- _Material supplied_

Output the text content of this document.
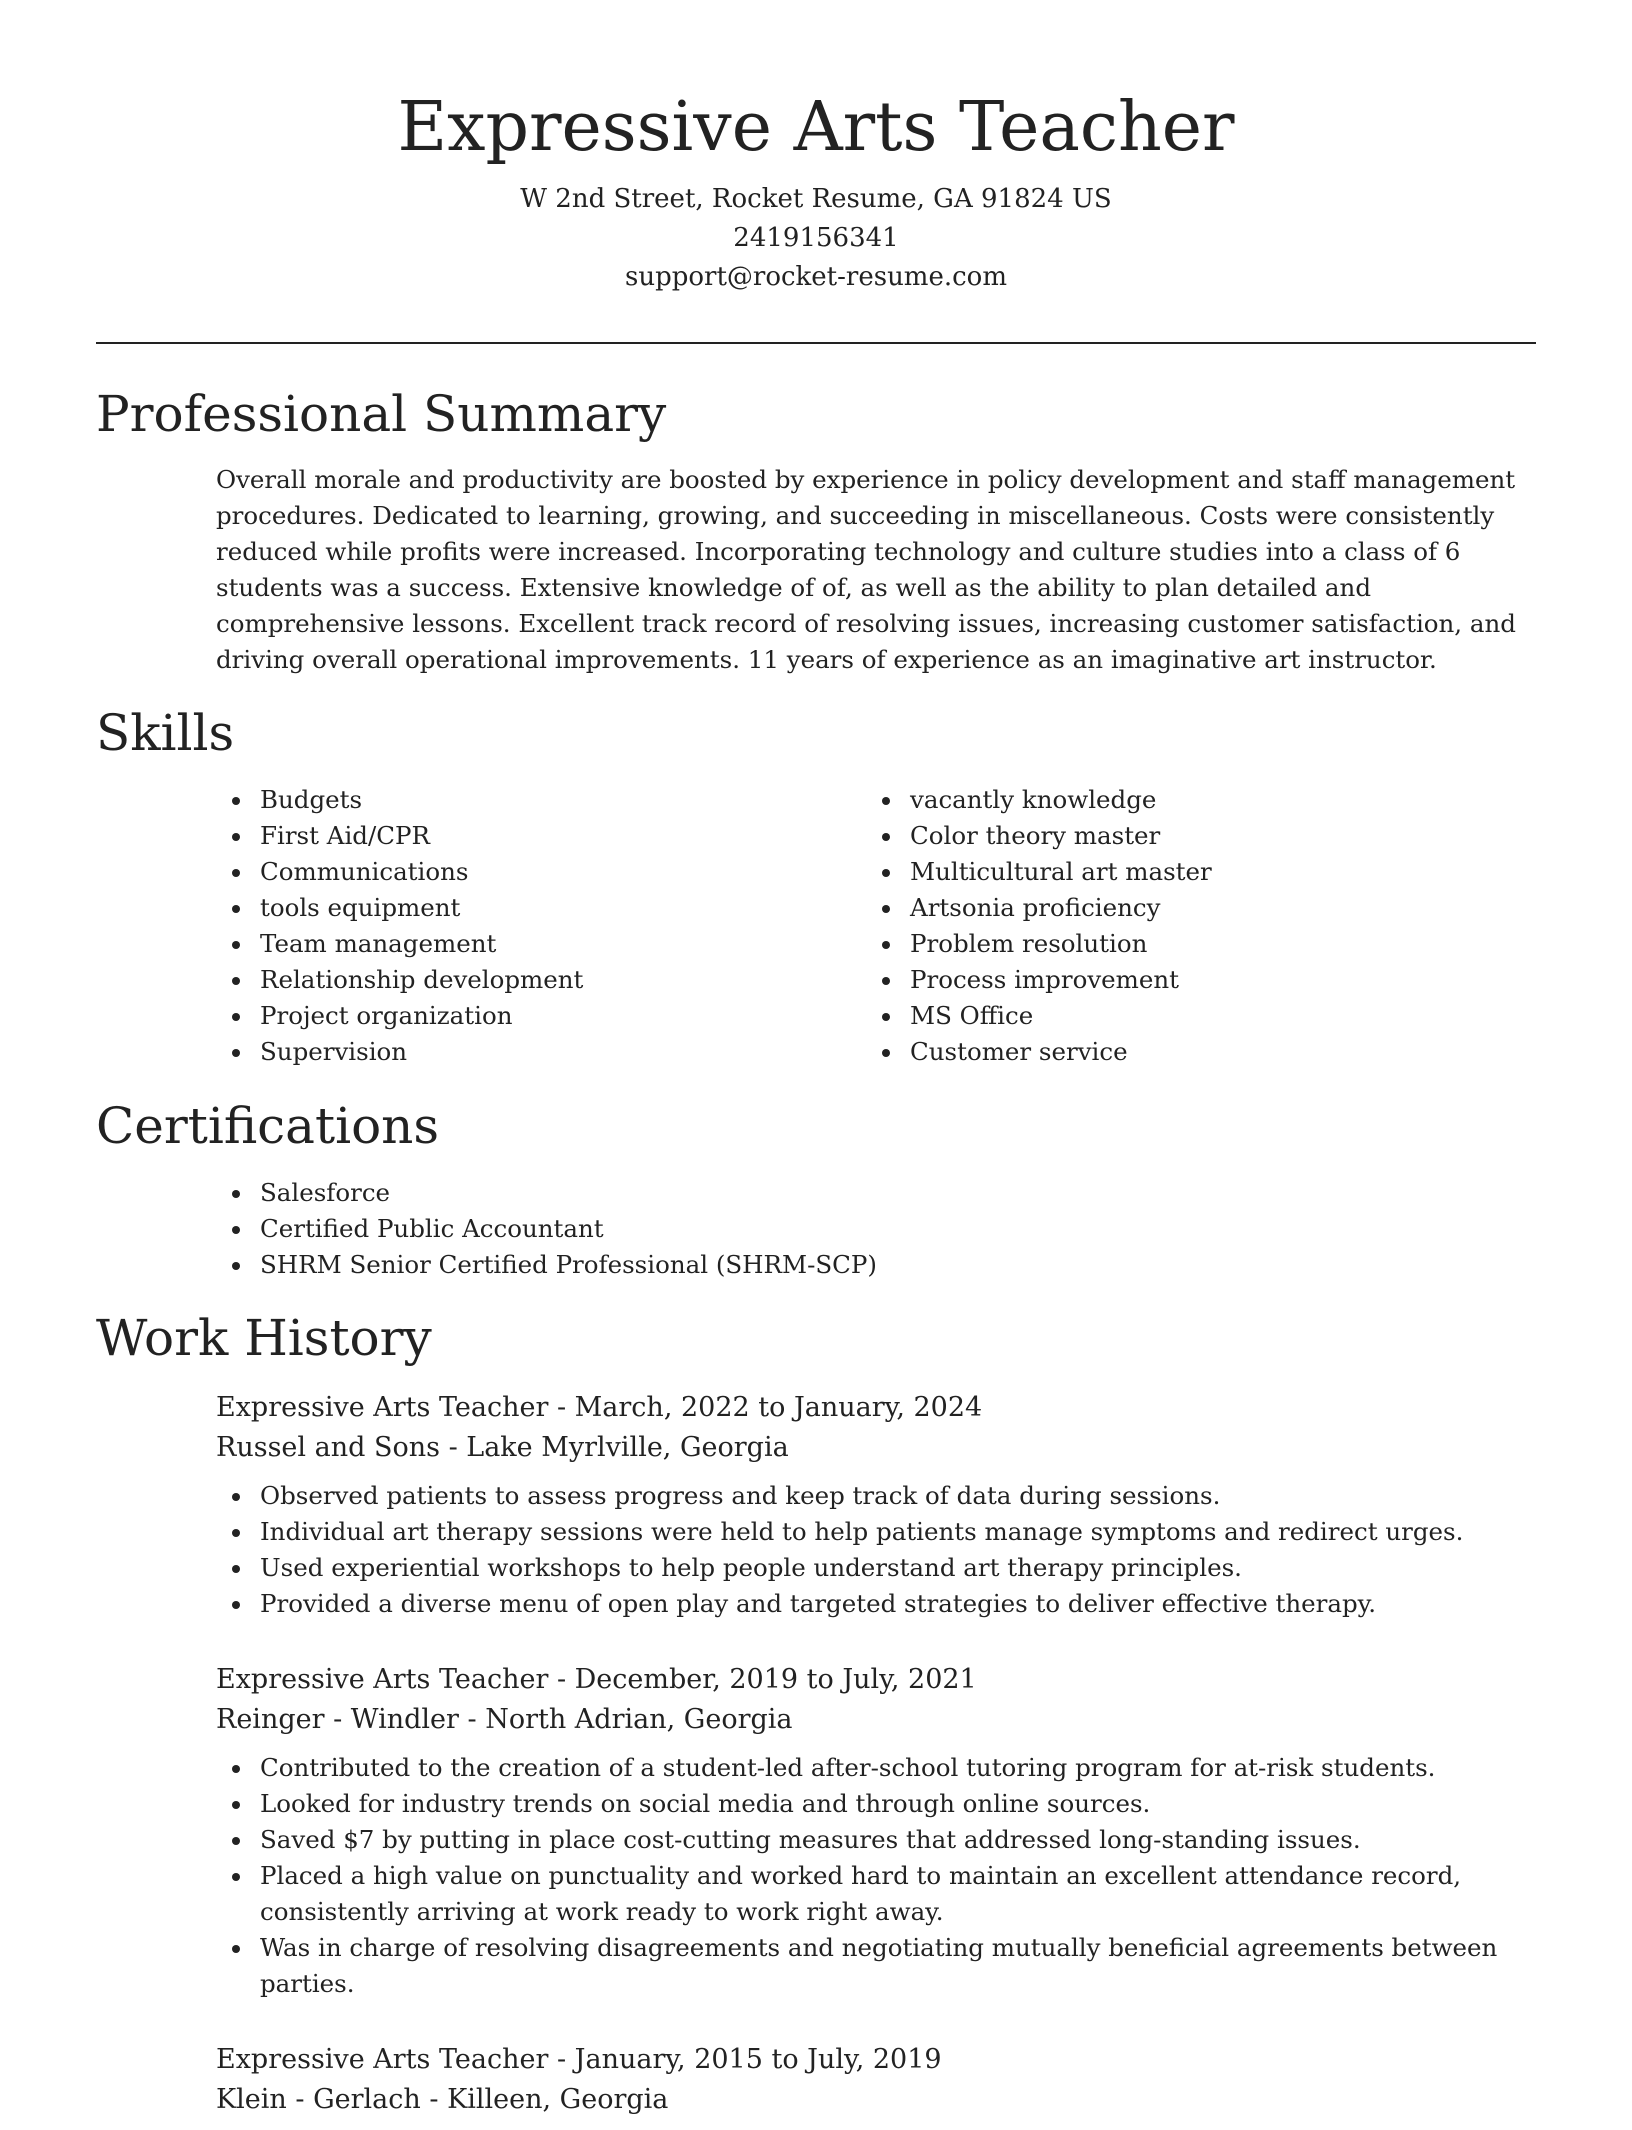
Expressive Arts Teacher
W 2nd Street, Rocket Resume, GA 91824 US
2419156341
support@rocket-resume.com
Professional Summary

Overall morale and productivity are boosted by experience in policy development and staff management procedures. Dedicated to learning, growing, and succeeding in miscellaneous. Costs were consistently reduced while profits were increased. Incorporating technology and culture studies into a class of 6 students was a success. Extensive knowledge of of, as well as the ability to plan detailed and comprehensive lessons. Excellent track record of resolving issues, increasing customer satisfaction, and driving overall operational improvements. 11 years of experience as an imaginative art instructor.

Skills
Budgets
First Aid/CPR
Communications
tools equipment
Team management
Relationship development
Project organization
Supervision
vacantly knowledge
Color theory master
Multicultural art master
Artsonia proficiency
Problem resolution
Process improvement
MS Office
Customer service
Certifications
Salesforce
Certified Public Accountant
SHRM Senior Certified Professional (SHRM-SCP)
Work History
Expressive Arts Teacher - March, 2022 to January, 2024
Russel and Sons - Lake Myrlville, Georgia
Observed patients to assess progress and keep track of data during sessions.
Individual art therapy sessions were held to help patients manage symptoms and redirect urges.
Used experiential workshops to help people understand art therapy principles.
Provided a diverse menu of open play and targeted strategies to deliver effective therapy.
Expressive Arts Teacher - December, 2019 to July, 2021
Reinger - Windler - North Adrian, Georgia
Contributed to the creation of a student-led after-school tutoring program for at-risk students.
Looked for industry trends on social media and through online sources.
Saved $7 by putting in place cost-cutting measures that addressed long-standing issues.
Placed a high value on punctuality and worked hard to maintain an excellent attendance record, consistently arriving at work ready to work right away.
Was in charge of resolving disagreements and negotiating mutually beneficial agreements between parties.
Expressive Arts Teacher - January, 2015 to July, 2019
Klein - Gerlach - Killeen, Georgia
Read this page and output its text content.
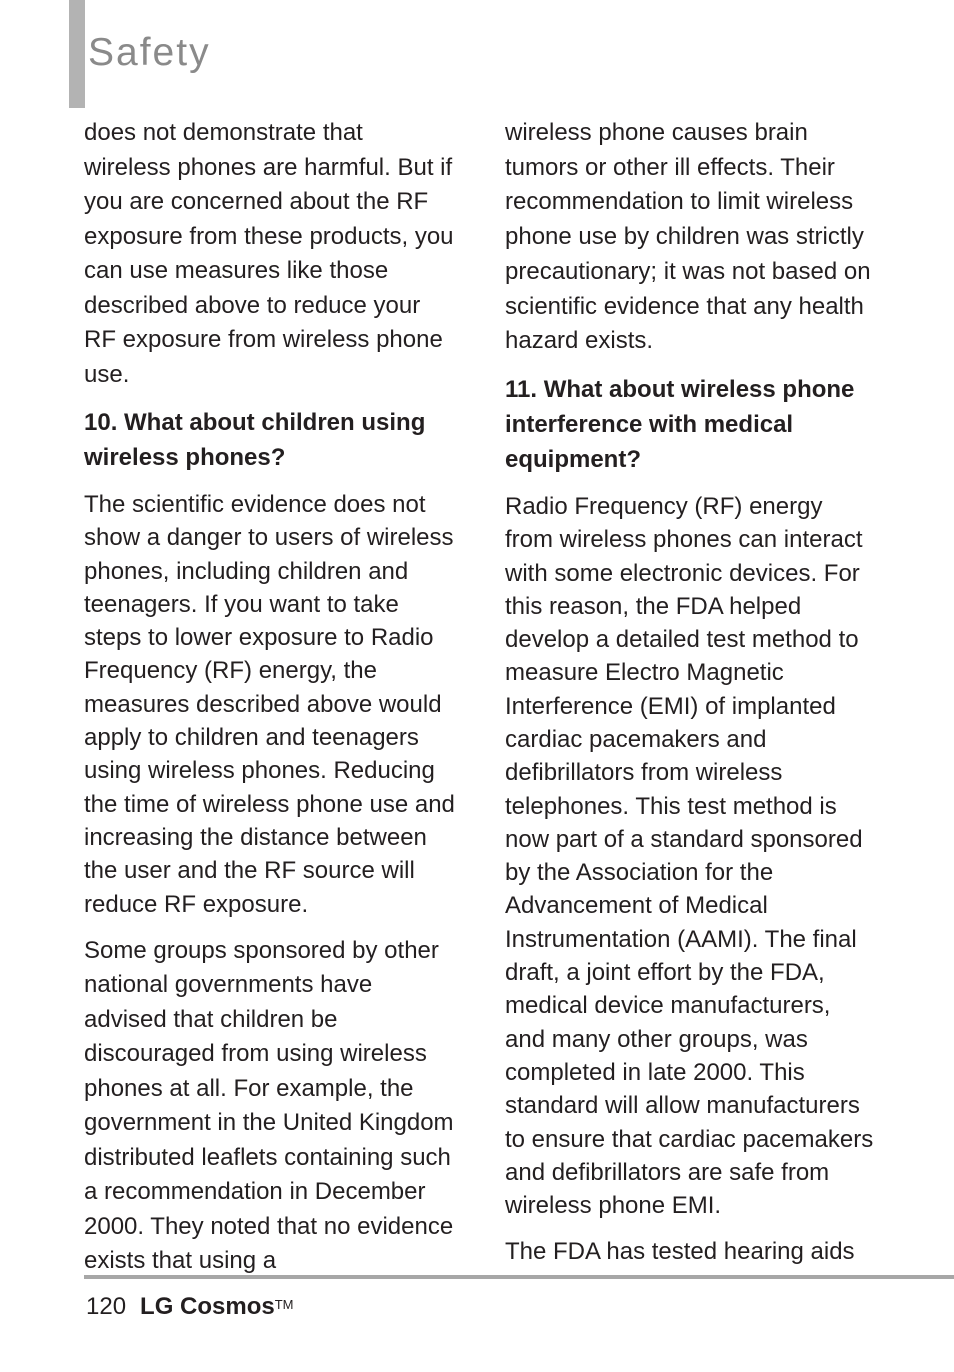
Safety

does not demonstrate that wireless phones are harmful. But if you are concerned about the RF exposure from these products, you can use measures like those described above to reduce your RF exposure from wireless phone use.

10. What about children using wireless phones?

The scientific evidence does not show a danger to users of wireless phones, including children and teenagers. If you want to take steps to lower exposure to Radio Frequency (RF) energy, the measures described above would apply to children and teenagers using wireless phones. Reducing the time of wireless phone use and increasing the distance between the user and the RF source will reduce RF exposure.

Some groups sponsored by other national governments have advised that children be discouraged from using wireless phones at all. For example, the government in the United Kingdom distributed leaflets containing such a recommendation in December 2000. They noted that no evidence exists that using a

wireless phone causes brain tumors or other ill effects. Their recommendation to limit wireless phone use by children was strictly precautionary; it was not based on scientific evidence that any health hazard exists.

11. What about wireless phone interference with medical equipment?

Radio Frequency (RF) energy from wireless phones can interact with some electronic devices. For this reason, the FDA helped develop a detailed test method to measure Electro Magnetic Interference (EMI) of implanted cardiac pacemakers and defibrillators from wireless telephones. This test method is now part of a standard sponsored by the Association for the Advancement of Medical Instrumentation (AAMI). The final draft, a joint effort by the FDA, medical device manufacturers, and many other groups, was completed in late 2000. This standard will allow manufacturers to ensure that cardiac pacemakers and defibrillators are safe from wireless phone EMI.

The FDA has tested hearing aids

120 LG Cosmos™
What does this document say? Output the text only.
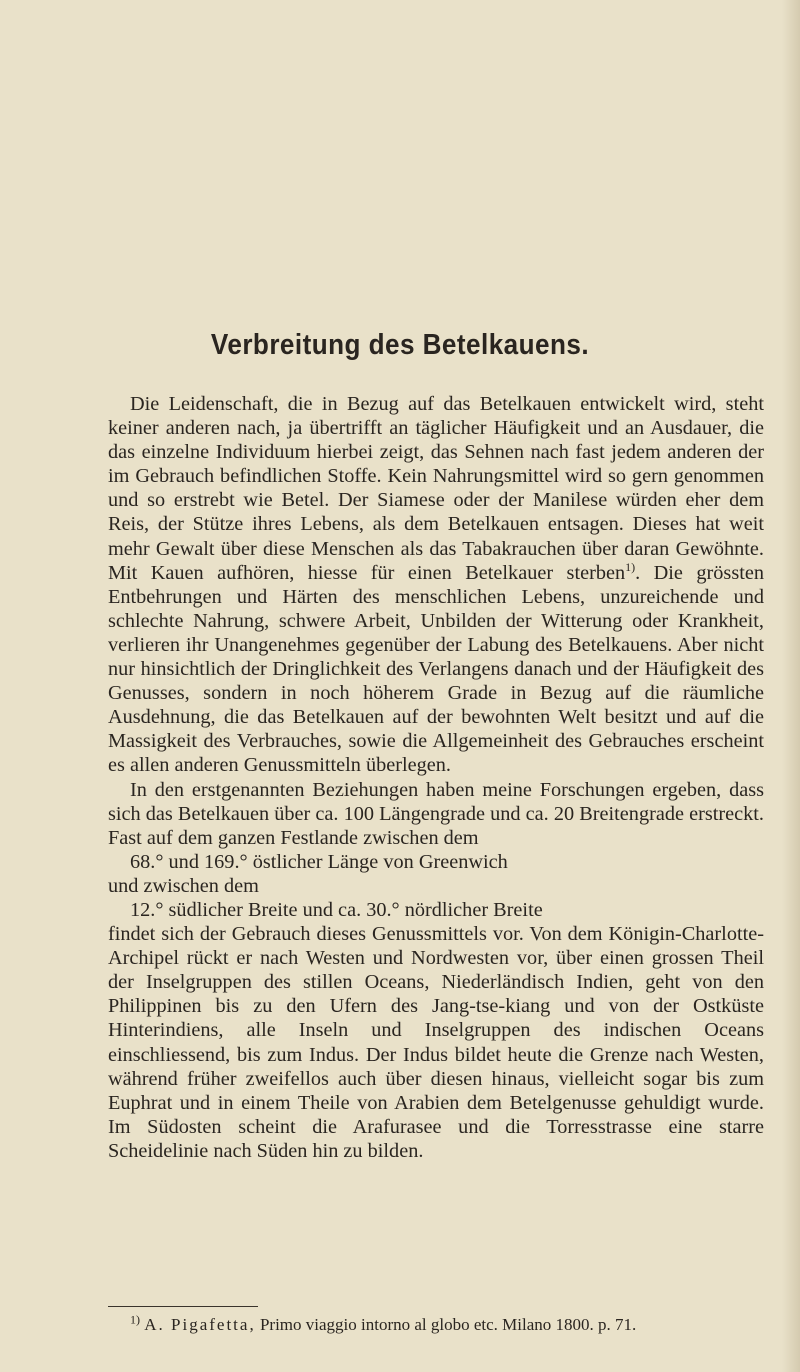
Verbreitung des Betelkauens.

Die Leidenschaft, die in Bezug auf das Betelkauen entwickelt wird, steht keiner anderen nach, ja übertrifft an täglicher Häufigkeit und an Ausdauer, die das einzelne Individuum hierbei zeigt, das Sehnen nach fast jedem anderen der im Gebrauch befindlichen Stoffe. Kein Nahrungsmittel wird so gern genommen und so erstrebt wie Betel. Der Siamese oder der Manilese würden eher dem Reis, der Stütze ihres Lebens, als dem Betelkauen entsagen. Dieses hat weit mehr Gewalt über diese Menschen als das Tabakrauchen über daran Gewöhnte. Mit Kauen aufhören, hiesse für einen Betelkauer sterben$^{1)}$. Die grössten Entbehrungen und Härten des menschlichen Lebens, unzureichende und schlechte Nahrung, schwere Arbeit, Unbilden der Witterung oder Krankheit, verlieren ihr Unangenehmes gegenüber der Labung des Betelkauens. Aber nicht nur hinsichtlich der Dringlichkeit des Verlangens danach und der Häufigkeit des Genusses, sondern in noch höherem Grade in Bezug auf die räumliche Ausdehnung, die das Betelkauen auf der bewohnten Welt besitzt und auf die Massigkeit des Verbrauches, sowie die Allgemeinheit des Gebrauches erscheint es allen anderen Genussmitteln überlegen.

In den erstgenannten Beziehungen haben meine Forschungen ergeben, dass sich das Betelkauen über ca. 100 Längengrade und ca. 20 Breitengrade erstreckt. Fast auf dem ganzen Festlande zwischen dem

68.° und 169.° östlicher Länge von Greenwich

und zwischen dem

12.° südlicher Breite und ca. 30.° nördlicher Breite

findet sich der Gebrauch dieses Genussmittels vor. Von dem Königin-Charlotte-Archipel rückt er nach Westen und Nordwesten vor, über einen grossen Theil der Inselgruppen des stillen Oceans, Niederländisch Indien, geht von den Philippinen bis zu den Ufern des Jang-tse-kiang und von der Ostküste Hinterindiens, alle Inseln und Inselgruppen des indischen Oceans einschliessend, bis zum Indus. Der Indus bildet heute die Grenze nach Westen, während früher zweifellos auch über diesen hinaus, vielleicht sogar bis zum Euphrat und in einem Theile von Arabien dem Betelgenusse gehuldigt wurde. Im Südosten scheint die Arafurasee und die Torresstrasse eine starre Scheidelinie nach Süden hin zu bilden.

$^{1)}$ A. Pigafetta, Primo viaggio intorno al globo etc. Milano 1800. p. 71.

- _Try it_
Give the count of lines in the data above holding the word "document", and nothing beyond it.

- _Written reply_
2